▸ **Recorded information**
--

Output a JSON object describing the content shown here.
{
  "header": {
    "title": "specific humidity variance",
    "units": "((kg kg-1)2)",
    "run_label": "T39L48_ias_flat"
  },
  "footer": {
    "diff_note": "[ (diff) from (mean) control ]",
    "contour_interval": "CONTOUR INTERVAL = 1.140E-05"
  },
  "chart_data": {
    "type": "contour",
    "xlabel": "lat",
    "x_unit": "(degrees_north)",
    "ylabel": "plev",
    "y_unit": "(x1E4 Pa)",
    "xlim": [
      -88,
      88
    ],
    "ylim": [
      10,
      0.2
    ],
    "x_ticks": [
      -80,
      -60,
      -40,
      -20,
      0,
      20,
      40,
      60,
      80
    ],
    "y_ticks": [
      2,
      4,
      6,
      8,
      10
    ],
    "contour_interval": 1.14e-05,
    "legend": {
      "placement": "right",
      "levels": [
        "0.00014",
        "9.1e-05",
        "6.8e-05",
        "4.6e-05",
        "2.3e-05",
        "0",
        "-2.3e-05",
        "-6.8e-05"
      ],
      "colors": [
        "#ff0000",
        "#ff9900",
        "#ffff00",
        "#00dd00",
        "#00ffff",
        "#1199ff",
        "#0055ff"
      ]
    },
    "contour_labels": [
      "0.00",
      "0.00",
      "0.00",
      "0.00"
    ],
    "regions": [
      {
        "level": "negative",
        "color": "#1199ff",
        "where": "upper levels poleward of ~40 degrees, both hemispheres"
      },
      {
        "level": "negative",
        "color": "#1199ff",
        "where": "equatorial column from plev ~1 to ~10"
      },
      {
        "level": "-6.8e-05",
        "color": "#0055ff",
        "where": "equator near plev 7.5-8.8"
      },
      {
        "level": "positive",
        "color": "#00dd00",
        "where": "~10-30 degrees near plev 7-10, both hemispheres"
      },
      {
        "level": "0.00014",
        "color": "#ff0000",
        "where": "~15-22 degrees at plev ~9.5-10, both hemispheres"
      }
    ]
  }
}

--

▸ **What the exercise asks**
Every line of the records above needs to be given again exactly.

▸ **Written response**
Output a JSON object describing the content shown here.
{
  "header": {
    "title": "specific humidity variance",
    "units": "((kg kg-1)2)",
    "run_label": "T39L48_ias_flat"
  },
  "footer": {
    "diff_note": "[ (diff) from (mean) control ]",
    "contour_interval": "CONTOUR INTERVAL = 1.140E-05"
  },
  "chart_data": {
    "type": "contour",
    "xlabel": "lat",
    "x_unit": "(degrees_north)",
    "ylabel": "plev",
    "y_unit": "(x1E4 Pa)",
    "xlim": [
      -88,
      88
    ],
    "ylim": [
      10,
      0.2
    ],
    "x_ticks": [
      -80,
      -60,
      -40,
      -20,
      0,
      20,
      40,
      60,
      80
    ],
    "y_ticks": [
      2,
      4,
      6,
      8,
      10
    ],
    "contour_interval": 1.14e-05,
    "legend": {
      "placement": "right",
      "levels": [
        "0.00014",
        "9.1e-05",
        "6.8e-05",
        "4.6e-05",
        "2.3e-05",
        "0",
        "-2.3e-05",
        "-6.8e-05"
      ],
      "colors": [
        "#ff0000",
        "#ff9900",
        "#ffff00",
        "#00dd00",
        "#00ffff",
        "#1199ff",
        "#0055ff"
      ]
    },
    "contour_labels": [
      "0.00",
      "0.00",
      "0.00",
      "0.00"
    ],
    "regions": [
      {
        "level": "negative",
        "color": "#1199ff",
        "where": "upper levels poleward of ~40 degrees, both hemispheres"
      },
      {
        "level": "negative",
        "color": "#1199ff",
        "where": "equatorial column from plev ~1 to ~10"
      },
      {
        "level": "-6.8e-05",
        "color": "#0055ff",
        "where": "equator near plev 7.5-8.8"
      },
      {
        "level": "positive",
        "color": "#00dd00",
        "where": "~10-30 degrees near plev 7-10, both hemispheres"
      },
      {
        "level": "0.00014",
        "color": "#ff0000",
        "where": "~15-22 degrees at plev ~9.5-10, both hemispheres"
      }
    ]
  }
}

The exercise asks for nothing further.